Stated problem: Tell how many lines contain the word "автомобиля". Reply with the number only.

Material shown:
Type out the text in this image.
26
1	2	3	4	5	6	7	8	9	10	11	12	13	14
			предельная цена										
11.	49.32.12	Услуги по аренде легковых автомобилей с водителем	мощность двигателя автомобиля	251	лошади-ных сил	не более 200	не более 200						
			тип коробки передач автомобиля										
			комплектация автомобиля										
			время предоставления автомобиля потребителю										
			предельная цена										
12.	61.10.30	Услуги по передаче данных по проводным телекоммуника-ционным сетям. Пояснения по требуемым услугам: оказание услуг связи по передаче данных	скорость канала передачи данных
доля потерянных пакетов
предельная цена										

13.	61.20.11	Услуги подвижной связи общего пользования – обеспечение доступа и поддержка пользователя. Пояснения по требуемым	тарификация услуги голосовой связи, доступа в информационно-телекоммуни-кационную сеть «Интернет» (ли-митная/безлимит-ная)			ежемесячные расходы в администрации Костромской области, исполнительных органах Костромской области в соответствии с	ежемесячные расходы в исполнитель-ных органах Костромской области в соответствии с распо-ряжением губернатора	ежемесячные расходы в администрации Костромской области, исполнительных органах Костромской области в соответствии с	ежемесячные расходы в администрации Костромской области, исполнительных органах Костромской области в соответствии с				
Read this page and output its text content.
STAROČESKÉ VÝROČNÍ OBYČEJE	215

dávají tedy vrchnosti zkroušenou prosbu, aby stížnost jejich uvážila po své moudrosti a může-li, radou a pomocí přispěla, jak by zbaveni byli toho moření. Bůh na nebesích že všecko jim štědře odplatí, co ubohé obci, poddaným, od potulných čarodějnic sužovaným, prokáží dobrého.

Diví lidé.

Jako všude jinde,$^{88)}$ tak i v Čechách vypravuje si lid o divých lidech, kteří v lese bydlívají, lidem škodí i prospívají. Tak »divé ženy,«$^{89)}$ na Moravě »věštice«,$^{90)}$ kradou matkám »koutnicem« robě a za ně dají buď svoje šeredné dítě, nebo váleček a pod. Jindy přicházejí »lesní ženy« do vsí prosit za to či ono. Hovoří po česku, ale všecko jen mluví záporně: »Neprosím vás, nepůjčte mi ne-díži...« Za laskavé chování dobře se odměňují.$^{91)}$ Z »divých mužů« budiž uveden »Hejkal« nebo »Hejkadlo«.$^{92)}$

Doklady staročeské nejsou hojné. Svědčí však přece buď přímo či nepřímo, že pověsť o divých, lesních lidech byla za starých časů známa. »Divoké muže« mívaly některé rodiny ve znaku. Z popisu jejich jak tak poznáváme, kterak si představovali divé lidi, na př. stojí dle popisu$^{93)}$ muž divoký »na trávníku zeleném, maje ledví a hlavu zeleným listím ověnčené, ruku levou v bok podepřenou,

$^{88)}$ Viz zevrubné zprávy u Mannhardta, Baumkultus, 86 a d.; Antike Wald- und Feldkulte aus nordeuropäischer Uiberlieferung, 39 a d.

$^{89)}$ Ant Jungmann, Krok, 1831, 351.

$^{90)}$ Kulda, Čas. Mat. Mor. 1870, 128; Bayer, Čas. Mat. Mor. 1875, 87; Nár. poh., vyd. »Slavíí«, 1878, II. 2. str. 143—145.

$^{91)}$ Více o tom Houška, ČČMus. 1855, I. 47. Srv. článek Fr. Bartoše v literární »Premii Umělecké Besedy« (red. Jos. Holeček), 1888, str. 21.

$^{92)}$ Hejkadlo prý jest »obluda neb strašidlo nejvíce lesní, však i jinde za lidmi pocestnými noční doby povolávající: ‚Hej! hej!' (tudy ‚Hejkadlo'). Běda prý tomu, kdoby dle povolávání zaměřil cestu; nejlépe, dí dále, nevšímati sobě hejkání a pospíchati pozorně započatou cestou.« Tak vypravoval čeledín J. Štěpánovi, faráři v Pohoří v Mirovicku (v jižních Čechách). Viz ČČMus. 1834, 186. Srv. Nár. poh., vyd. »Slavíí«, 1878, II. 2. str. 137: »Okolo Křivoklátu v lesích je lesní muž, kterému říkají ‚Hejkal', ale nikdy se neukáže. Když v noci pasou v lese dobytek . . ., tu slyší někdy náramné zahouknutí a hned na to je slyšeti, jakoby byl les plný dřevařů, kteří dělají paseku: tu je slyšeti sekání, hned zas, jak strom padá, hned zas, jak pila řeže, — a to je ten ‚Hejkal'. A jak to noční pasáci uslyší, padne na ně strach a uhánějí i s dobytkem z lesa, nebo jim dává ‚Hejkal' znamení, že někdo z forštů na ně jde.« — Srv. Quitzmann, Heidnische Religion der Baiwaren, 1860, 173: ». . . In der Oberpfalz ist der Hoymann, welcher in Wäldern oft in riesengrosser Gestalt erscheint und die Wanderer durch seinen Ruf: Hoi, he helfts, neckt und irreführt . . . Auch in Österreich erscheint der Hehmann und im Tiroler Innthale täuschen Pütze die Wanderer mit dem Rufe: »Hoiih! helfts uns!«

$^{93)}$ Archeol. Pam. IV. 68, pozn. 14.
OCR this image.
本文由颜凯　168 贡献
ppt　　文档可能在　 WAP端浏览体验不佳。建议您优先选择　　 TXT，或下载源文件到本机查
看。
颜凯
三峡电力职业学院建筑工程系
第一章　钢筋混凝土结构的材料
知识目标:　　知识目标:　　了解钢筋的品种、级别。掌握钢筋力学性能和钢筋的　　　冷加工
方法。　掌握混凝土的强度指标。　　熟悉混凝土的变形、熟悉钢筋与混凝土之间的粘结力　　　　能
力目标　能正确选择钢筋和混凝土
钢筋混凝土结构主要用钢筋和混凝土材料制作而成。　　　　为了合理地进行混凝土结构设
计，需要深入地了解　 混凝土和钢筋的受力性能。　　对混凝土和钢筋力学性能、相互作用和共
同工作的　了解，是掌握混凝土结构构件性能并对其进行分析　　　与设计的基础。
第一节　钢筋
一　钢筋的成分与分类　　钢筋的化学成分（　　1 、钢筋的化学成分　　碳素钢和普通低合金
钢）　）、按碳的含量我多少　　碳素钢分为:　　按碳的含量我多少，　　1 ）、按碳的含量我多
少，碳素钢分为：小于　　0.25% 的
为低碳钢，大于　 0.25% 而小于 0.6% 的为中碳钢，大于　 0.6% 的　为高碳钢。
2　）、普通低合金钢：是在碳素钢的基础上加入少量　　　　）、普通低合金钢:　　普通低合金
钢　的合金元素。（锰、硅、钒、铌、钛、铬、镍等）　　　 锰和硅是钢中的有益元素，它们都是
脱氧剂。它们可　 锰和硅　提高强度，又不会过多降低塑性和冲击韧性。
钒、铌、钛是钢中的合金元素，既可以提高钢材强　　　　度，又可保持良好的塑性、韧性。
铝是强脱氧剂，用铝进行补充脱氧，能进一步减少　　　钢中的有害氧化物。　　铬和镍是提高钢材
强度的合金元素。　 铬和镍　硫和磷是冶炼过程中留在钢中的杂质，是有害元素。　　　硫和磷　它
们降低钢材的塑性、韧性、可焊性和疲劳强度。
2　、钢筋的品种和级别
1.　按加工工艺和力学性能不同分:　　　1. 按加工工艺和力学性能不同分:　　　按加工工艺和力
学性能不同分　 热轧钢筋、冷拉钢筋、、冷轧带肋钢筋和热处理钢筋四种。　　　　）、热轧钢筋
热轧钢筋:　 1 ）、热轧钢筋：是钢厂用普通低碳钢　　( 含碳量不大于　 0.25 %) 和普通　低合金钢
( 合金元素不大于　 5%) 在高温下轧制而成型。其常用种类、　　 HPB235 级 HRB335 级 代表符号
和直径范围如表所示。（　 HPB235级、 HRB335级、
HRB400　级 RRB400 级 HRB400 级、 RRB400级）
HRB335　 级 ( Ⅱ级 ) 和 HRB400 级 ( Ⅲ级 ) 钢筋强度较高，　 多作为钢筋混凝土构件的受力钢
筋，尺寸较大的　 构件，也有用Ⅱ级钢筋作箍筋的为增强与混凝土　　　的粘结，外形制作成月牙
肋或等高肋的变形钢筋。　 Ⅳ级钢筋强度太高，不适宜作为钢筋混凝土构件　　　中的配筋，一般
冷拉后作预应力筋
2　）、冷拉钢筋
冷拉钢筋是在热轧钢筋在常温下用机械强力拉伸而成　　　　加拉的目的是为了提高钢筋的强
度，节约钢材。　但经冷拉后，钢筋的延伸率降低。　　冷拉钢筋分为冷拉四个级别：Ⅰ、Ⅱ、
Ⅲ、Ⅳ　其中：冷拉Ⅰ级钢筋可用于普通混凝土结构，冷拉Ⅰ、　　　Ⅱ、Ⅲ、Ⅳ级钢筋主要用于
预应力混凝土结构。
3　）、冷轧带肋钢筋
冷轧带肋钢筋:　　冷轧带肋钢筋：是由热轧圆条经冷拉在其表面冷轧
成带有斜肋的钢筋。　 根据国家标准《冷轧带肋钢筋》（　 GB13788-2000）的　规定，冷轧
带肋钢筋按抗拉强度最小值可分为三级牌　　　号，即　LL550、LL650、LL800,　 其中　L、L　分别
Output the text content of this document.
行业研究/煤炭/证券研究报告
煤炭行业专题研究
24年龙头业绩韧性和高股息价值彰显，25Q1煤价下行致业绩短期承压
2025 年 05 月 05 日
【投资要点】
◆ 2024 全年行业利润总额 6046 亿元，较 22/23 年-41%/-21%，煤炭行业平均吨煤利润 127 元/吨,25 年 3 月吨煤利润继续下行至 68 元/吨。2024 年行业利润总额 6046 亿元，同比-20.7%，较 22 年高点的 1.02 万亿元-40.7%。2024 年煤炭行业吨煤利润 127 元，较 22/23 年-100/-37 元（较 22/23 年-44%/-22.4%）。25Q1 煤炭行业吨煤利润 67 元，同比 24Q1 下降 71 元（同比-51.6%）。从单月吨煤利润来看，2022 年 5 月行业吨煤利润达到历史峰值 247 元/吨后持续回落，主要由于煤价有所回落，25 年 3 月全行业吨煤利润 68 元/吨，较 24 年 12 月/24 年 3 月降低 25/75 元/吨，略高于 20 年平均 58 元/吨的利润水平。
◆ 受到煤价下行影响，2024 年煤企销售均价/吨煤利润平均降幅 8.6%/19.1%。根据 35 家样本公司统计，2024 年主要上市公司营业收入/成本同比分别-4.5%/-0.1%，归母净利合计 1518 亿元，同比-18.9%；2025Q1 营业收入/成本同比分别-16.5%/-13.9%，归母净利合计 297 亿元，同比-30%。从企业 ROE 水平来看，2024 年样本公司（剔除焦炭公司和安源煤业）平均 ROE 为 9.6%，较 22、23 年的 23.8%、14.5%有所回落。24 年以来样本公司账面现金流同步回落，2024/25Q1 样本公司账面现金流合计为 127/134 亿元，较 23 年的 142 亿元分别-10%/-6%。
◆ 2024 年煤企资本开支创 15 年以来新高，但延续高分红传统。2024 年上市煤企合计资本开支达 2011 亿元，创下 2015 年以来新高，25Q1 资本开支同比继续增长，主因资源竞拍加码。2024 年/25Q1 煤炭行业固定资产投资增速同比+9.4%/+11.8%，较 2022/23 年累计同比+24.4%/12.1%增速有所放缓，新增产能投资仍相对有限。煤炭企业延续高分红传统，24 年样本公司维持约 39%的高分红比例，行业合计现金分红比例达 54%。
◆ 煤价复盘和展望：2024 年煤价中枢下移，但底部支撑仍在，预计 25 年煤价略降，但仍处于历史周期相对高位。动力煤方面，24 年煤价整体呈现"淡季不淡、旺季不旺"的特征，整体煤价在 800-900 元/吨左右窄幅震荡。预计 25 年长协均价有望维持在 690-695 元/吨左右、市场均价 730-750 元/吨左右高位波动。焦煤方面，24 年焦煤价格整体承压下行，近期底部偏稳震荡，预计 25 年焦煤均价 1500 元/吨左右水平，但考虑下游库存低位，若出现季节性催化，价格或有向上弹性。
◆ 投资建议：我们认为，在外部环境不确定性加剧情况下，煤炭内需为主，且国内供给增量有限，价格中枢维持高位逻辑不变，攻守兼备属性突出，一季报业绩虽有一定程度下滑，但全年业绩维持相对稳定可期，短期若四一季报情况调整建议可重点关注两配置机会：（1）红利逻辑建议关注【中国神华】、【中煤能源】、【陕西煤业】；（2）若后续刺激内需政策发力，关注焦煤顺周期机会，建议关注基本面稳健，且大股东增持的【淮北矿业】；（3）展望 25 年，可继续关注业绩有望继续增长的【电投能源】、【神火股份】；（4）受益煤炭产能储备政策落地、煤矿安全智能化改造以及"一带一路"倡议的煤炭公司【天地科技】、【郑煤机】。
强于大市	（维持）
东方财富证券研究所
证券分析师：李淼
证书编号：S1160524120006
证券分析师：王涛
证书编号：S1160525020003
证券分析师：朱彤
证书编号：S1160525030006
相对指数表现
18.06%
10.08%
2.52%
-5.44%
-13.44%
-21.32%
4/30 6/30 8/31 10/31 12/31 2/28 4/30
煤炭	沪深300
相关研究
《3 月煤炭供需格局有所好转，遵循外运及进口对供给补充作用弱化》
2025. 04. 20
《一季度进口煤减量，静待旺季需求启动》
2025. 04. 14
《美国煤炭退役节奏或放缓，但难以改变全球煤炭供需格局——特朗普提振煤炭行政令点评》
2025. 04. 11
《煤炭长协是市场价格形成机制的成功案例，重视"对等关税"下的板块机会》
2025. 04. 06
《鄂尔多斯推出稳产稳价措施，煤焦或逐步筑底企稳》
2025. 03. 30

Solution for this task: 4